[Begin Source material]
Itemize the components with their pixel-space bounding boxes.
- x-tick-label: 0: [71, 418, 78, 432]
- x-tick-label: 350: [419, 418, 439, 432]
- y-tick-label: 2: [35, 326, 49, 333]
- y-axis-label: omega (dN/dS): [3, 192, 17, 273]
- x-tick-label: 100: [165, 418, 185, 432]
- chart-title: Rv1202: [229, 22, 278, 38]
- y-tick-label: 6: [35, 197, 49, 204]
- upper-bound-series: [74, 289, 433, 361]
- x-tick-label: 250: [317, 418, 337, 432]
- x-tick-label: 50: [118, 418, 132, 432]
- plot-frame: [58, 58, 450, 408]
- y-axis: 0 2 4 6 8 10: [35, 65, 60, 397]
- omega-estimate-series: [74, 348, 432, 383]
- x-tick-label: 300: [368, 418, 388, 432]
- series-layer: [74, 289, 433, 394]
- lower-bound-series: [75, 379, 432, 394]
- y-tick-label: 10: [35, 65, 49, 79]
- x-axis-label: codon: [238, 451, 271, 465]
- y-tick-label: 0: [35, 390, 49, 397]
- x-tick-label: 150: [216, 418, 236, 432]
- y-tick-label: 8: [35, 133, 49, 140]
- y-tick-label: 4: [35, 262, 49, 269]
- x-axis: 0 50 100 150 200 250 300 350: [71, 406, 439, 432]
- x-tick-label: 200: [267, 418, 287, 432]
[End Source material]
Request:
Tally the lines above that contain the string "series", with case counting, and give only the number.

Exercise result:
4